§ **What is being asked**:
Copy down every line where the string "JSON" shows up.

+ + + + +

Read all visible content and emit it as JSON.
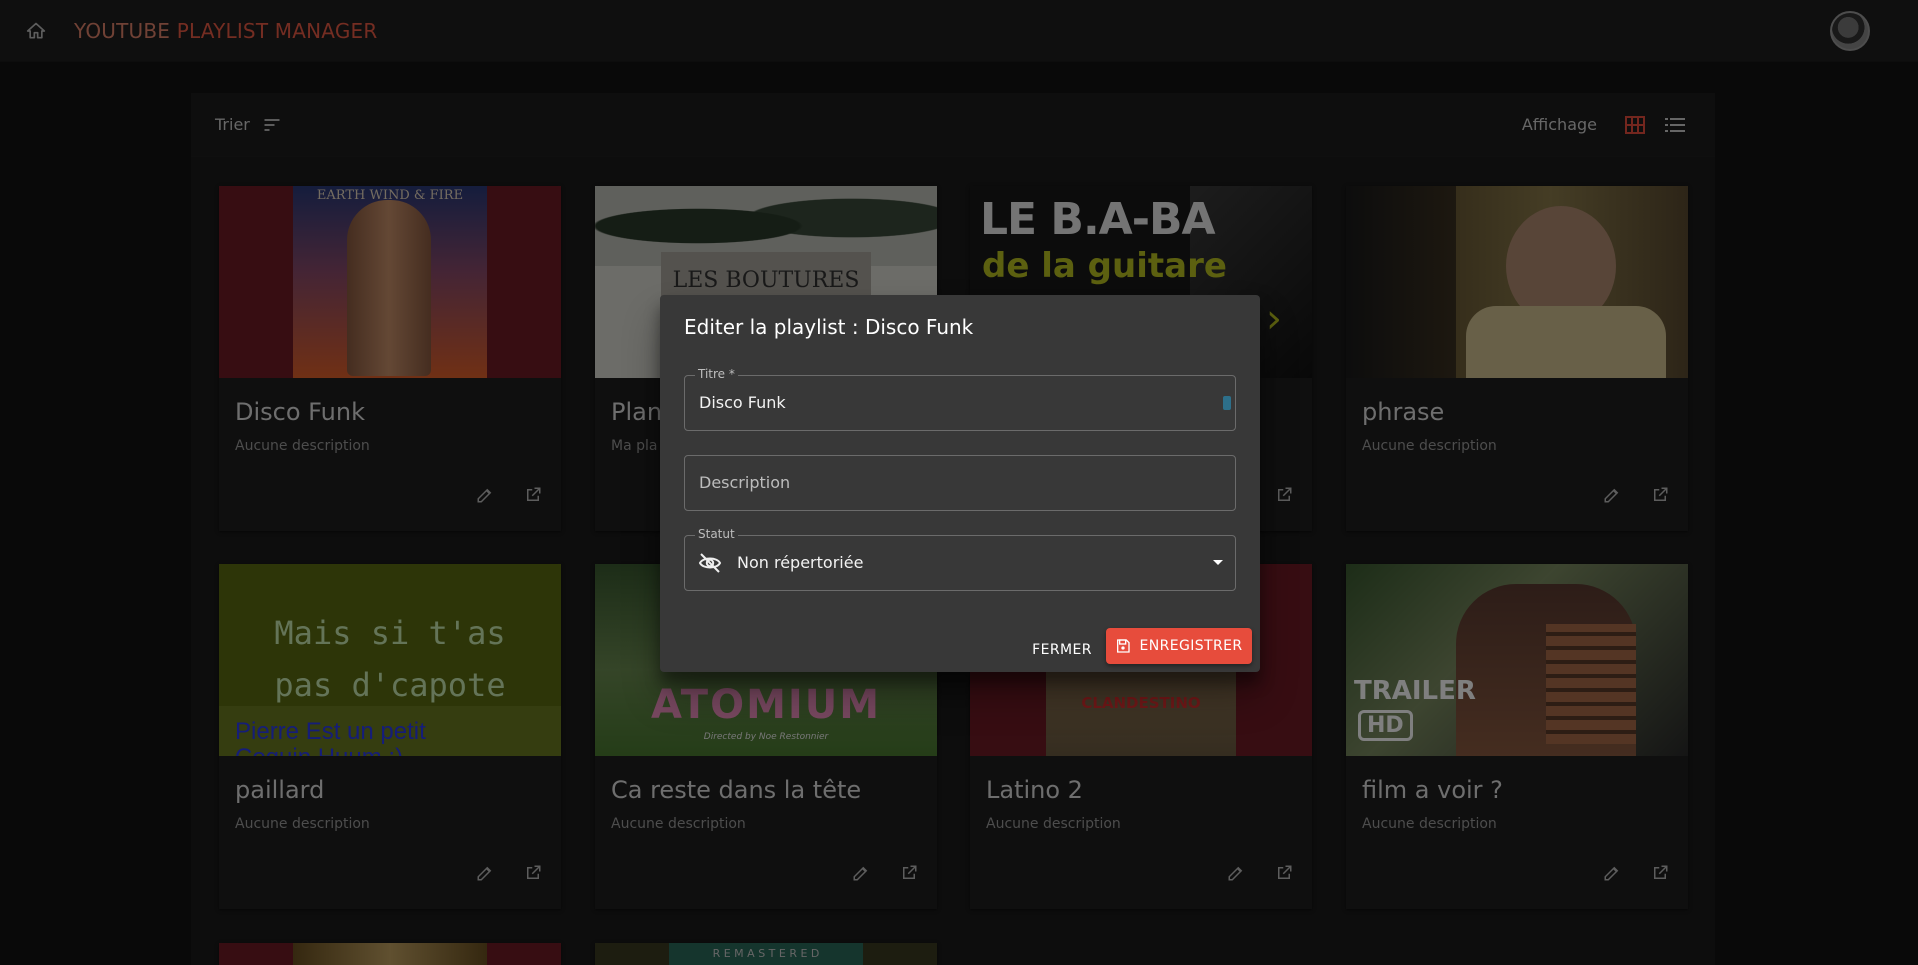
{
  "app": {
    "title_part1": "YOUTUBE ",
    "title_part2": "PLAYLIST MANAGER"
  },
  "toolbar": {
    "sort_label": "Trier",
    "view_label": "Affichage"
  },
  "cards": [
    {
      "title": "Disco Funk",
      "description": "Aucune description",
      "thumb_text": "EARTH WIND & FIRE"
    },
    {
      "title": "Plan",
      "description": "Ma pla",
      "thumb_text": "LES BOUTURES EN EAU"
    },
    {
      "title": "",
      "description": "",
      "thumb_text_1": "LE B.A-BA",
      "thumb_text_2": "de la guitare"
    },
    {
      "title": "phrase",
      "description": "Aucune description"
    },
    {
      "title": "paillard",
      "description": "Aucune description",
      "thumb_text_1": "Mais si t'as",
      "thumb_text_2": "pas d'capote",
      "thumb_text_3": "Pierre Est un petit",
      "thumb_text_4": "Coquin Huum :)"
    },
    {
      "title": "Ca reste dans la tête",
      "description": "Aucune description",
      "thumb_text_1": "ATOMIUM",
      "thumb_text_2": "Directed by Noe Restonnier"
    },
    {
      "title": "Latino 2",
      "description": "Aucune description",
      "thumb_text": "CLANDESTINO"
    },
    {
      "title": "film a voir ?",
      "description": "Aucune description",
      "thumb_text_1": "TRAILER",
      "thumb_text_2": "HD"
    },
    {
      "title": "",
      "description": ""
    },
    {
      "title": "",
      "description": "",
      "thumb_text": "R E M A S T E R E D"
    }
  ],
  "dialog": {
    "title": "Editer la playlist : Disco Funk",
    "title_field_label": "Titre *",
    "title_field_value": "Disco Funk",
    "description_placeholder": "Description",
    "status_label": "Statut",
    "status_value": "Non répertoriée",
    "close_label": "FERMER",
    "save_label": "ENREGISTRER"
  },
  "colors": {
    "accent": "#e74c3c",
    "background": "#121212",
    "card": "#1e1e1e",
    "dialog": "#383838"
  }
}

+ + + + +

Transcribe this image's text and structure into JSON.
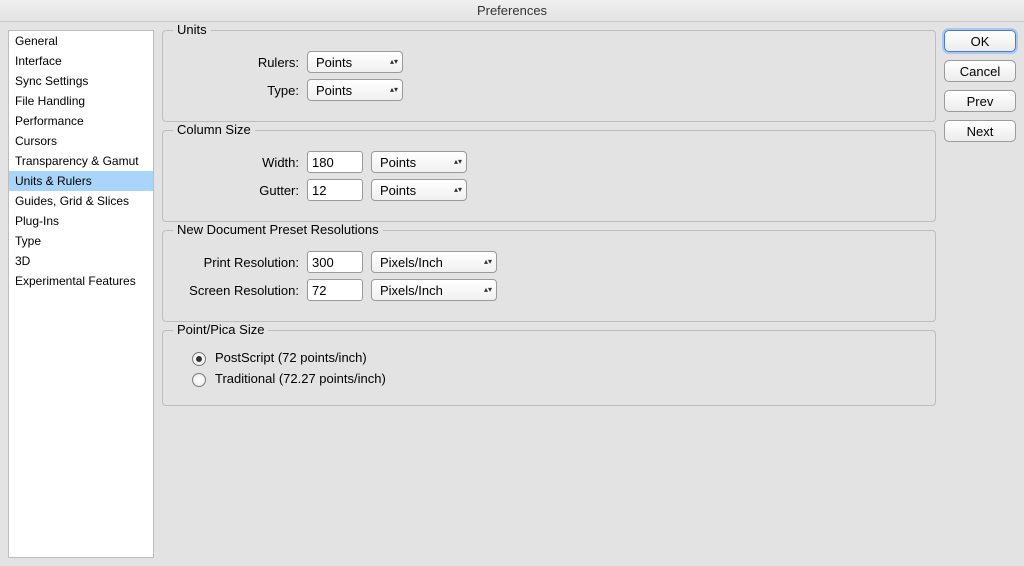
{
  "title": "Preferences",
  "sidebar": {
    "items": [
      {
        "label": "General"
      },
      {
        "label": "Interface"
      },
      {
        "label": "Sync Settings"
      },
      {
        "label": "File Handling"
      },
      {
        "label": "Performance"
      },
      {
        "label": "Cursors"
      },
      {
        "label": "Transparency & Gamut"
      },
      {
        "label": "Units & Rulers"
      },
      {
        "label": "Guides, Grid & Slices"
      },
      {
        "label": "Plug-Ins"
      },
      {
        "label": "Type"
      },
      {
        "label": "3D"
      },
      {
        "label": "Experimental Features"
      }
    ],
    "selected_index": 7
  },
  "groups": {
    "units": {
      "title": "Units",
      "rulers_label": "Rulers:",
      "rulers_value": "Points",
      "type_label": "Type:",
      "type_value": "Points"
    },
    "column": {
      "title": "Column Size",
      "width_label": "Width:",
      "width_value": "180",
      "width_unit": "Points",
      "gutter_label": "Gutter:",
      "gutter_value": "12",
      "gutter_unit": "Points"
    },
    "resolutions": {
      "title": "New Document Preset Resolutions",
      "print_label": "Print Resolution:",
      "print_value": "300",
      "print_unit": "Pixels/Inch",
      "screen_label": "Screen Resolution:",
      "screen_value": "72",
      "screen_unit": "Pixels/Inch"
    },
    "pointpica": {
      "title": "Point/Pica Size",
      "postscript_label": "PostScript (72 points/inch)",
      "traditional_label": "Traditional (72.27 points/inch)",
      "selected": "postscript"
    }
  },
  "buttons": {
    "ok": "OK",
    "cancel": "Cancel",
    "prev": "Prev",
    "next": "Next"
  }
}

+ + + + +

§ **Exercise solution**:
Read all visible content and emit it as JSON.
Transcribe this image's text and structure into JSON.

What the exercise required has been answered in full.